§ What is asked: Pick every line with "HONEY" from the material below.

start Input data

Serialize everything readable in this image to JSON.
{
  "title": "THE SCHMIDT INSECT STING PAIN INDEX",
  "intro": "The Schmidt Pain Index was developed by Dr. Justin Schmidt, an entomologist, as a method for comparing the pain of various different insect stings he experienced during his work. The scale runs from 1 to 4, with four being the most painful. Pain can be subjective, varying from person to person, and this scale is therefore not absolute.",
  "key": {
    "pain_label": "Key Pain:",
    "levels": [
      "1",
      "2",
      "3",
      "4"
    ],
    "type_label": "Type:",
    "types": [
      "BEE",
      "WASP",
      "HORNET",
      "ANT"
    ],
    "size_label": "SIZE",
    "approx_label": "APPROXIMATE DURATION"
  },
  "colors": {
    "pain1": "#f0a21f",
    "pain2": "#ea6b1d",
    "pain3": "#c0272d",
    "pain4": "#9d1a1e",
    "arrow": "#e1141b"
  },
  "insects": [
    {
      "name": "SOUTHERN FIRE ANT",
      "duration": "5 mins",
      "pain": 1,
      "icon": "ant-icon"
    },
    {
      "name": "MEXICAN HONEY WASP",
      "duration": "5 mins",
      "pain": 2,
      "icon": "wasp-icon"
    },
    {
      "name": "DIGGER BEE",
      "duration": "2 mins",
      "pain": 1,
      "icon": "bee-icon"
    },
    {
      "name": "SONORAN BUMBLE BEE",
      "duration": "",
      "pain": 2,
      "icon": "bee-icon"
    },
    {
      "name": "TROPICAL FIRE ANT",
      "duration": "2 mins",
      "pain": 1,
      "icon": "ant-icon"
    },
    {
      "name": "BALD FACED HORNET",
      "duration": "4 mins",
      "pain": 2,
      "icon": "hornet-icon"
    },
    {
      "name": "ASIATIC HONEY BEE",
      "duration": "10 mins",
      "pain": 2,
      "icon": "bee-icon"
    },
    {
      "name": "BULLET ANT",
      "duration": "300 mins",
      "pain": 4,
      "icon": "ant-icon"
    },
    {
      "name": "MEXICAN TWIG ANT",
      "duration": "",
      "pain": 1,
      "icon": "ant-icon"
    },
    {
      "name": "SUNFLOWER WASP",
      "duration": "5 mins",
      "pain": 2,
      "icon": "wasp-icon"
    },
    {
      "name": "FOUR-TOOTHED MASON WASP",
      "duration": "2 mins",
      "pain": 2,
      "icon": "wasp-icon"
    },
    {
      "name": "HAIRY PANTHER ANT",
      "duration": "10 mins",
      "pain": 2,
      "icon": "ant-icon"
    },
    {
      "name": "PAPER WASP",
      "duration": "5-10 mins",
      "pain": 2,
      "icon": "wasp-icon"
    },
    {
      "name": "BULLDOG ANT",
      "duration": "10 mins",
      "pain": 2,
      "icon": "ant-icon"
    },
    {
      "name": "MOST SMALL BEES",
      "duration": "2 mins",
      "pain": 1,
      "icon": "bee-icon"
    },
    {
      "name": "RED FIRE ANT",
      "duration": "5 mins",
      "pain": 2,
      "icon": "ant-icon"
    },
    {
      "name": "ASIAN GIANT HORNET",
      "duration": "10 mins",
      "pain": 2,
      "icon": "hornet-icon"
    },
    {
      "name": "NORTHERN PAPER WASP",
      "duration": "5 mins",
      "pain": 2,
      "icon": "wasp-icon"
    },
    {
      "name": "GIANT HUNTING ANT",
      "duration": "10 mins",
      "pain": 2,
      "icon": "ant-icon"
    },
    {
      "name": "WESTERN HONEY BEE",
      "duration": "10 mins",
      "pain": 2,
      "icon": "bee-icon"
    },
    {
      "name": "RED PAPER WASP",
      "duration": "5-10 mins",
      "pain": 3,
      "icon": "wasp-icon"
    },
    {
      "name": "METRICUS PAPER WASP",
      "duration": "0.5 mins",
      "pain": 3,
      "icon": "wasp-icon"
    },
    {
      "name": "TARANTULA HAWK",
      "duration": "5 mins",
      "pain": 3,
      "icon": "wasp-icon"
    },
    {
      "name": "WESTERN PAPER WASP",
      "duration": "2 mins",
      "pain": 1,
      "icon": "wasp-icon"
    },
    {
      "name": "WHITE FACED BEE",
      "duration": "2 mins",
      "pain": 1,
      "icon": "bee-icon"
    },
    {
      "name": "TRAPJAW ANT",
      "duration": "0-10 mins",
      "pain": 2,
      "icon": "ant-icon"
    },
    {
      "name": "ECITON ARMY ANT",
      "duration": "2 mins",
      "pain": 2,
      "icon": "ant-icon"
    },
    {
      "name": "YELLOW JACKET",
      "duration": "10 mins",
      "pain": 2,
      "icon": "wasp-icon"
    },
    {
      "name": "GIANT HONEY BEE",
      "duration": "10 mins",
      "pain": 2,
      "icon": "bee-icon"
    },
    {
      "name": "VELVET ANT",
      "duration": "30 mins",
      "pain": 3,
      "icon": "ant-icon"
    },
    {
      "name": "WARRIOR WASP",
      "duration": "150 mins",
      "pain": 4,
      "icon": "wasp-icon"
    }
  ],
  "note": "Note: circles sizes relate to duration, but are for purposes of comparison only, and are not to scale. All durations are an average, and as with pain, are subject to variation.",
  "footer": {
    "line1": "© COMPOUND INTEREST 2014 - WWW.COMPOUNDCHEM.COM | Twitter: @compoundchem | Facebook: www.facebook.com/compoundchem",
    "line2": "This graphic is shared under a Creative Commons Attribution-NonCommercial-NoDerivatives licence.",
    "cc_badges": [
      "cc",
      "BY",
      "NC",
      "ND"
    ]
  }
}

end Input data
start Input data

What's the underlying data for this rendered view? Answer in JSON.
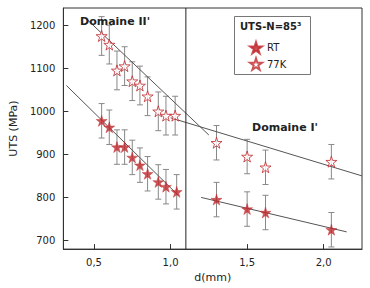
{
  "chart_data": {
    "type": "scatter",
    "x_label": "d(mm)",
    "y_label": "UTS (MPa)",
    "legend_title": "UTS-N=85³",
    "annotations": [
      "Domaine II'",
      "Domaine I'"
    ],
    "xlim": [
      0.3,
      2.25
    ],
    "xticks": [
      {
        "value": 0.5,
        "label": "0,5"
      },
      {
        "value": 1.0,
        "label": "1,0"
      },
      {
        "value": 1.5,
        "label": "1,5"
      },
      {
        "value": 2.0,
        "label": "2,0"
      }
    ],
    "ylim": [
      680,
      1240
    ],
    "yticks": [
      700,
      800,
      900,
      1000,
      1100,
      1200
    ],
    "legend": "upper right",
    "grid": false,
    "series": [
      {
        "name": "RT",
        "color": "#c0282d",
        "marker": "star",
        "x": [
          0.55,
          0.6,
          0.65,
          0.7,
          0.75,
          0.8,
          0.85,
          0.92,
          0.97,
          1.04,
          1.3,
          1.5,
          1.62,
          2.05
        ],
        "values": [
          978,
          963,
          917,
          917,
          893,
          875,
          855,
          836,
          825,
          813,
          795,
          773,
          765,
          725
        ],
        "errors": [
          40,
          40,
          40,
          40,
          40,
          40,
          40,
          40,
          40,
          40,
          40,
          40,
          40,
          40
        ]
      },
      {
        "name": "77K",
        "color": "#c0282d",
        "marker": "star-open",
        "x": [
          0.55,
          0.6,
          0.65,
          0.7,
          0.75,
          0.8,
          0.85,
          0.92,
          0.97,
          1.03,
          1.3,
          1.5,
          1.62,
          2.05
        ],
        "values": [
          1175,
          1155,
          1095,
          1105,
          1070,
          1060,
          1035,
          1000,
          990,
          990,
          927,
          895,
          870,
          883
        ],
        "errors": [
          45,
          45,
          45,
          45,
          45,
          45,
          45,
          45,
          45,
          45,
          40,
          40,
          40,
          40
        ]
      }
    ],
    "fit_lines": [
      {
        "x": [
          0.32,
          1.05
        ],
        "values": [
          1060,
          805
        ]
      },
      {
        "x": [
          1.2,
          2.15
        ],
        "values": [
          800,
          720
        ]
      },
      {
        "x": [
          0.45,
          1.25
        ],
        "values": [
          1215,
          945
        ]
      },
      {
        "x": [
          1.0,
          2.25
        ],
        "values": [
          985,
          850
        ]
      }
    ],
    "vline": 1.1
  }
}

end Input data

§ Solution to this task:
      "name": "MEXICAN HONEY WASP",
      "name": "ASIATIC HONEY BEE",
      "name": "WESTERN HONEY BEE",
      "name": "GIANT HONEY BEE",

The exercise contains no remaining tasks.